=== AIM ===
Return the material word for word. Do not include pictures.
<<<<
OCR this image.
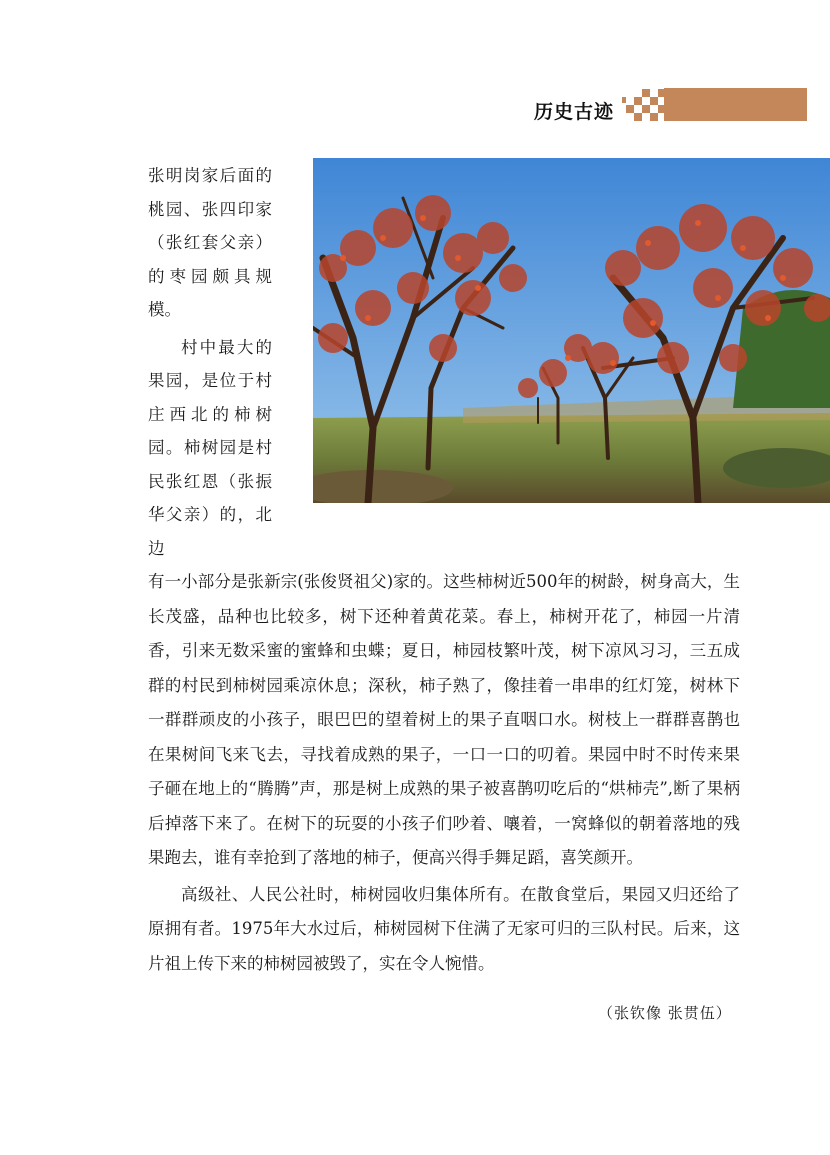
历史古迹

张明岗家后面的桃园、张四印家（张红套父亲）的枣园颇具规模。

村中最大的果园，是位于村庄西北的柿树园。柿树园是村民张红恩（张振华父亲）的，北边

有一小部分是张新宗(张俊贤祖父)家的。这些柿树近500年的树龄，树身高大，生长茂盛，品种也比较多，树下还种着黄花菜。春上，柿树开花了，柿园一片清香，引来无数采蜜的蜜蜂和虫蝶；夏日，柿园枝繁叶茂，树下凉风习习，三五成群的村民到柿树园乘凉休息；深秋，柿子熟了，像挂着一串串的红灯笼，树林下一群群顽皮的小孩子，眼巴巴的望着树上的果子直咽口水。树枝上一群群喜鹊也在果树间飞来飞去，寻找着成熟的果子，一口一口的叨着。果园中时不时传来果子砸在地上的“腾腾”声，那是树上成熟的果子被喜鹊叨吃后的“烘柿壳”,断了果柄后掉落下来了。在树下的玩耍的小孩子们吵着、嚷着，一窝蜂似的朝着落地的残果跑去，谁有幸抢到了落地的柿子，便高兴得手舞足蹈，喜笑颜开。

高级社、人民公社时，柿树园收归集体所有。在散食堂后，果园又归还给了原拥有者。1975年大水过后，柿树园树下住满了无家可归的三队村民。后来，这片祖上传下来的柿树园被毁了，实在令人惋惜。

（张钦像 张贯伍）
>>>>
=== OUTPUT OF THE EXERCISE ===
OCR this image.
历史古迹

张明岗家后面的桃园、张四印家（张红套父亲）的枣园颇具规模。

村中最大的果园，是位于村庄西北的柿树园。柿树园是村民张红恩（张振华父亲）的，北边

有一小部分是张新宗(张俊贤祖父)家的。这些柿树近500年的树龄，树身高大，生长茂盛，品种也比较多，树下还种着黄花菜。春上，柿树开花了，柿园一片清香，引来无数采蜜的蜜蜂和虫蝶；夏日，柿园枝繁叶茂，树下凉风习习，三五成群的村民到柿树园乘凉休息；深秋，柿子熟了，像挂着一串串的红灯笼，树林下一群群顽皮的小孩子，眼巴巴的望着树上的果子直咽口水。树枝上一群群喜鹊也在果树间飞来飞去，寻找着成熟的果子，一口一口的叨着。果园中时不时传来果子砸在地上的“腾腾”声，那是树上成熟的果子被喜鹊叨吃后的“烘柿壳”,断了果柄后掉落下来了。在树下的玩耍的小孩子们吵着、嚷着，一窝蜂似的朝着落地的残果跑去，谁有幸抢到了落地的柿子，便高兴得手舞足蹈，喜笑颜开。

高级社、人民公社时，柿树园收归集体所有。在散食堂后，果园又归还给了原拥有者。1975年大水过后，柿树园树下住满了无家可归的三队村民。后来，这片祖上传下来的柿树园被毁了，实在令人惋惜。

（张钦像 张贯伍）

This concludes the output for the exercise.